EXERCISE OBJECTIVE
Present each line of the entries below that holds the word "months".

Extracts from a graphics dataset
....
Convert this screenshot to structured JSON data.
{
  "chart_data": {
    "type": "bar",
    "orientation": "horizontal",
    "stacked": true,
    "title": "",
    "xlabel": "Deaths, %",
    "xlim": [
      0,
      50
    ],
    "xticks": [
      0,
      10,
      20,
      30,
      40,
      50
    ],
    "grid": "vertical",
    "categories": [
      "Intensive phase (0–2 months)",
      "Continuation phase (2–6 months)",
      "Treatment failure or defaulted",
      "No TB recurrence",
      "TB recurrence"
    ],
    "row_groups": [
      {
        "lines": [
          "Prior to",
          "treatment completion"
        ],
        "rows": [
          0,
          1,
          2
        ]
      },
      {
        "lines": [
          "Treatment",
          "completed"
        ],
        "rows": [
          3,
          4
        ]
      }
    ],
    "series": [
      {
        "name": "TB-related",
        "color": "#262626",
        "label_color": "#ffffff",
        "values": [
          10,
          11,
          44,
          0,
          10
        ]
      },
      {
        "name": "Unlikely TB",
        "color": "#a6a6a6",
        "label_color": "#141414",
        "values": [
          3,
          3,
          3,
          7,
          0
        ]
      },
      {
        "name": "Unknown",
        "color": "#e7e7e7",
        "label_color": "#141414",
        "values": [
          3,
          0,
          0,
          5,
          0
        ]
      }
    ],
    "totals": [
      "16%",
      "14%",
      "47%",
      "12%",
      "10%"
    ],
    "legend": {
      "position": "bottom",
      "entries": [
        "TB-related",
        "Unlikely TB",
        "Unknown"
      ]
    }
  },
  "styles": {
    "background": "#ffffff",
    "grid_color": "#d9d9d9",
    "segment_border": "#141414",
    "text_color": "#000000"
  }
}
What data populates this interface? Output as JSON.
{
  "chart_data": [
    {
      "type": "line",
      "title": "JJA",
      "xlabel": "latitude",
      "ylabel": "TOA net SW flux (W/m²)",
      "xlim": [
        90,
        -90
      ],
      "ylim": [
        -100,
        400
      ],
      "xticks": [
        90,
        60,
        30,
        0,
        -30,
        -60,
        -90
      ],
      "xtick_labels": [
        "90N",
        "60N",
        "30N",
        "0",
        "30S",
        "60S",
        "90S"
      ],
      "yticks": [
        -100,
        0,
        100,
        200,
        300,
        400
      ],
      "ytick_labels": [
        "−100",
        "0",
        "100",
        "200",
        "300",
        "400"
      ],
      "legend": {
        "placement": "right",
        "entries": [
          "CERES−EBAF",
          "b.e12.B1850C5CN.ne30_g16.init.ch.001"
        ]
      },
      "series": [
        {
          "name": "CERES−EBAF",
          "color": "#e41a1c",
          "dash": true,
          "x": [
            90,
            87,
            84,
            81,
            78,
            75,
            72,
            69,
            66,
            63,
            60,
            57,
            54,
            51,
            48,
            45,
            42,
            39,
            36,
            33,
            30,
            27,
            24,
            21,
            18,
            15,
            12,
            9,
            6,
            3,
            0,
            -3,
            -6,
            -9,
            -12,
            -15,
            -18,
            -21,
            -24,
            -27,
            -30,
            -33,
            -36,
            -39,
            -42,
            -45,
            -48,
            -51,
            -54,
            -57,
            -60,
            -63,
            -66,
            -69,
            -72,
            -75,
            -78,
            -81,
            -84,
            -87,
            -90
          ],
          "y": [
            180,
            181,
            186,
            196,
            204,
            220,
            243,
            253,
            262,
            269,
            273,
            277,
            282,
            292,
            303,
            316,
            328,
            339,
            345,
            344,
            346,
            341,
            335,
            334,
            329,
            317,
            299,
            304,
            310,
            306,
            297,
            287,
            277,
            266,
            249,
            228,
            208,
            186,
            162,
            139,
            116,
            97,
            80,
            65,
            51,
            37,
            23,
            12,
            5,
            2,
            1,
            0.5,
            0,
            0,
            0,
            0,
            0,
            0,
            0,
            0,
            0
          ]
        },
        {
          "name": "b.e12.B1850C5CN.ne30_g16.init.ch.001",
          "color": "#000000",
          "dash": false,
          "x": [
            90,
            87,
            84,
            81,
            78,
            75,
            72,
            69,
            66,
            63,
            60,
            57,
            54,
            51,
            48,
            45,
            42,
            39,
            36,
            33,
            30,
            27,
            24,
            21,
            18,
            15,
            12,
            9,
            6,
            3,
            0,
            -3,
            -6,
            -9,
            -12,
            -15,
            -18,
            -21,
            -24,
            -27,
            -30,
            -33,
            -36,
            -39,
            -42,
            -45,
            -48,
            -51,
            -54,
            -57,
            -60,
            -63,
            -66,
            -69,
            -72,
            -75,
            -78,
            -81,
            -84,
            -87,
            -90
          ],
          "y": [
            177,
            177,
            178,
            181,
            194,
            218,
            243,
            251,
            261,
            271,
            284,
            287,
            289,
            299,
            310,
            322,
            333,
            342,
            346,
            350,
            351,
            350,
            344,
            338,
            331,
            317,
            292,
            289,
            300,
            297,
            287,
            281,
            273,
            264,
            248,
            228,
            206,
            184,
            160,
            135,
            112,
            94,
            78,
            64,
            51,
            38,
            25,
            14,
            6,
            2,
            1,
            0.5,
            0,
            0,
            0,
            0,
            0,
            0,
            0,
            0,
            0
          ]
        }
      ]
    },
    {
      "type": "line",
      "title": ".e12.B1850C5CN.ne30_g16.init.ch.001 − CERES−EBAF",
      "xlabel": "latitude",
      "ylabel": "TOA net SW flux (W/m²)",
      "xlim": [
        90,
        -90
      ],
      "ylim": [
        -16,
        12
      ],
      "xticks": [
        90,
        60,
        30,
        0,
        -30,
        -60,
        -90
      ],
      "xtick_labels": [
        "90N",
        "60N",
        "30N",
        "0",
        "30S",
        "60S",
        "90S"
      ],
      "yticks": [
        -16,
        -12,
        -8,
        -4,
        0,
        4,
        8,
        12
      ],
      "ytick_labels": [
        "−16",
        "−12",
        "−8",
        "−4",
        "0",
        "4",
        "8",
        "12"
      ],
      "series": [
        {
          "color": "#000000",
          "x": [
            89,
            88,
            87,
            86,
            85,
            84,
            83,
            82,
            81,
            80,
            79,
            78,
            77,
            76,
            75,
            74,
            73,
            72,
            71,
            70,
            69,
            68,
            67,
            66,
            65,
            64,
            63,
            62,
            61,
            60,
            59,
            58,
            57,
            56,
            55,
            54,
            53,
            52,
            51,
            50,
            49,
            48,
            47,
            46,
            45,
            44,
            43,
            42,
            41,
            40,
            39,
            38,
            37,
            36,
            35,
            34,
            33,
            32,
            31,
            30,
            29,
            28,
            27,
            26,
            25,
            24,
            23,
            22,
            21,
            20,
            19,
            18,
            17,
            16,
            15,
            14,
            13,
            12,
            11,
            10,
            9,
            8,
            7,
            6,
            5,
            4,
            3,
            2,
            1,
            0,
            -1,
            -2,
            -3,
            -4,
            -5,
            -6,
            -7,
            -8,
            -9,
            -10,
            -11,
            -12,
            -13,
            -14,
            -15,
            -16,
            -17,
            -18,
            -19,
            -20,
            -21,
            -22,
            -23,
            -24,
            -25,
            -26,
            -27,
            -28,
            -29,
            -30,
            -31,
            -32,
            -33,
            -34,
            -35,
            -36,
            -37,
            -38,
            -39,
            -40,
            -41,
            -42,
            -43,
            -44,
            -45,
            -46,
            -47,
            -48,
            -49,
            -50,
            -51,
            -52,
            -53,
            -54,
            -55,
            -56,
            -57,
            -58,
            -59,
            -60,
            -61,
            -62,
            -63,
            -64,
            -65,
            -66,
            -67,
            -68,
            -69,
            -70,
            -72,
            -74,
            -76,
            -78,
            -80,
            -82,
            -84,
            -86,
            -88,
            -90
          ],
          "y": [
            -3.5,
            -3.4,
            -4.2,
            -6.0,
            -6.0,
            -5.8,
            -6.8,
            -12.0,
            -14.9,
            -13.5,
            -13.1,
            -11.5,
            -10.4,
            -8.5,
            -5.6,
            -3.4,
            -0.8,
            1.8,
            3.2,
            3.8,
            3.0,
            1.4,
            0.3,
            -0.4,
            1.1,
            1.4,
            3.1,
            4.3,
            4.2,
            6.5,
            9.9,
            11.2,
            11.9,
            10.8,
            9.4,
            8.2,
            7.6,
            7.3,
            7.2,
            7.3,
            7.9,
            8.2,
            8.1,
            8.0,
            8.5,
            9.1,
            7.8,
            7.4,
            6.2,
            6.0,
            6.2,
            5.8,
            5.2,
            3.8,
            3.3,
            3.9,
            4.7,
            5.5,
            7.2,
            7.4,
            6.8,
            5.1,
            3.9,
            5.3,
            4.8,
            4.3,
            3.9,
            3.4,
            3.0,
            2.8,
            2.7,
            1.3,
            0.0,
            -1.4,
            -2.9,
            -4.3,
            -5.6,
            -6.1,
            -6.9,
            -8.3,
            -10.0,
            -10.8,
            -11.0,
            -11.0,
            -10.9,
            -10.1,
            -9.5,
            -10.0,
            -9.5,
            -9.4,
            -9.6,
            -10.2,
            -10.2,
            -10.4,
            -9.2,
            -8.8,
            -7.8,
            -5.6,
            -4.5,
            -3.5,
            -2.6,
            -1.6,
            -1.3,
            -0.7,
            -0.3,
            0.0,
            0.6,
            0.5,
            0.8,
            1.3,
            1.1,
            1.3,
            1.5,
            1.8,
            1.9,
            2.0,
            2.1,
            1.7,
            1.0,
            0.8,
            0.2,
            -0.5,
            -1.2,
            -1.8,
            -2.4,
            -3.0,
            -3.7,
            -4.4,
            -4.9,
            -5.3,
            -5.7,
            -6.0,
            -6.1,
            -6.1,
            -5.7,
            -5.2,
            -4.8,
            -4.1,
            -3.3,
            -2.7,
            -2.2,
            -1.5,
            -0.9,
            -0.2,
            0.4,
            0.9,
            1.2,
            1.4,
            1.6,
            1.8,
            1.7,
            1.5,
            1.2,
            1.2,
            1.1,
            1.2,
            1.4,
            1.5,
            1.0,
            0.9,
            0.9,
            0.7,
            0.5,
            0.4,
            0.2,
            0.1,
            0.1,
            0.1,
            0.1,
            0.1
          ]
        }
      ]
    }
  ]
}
....
REPLY
      "Intensive phase (0–2 months)",
      "Continuation phase (2–6 months)",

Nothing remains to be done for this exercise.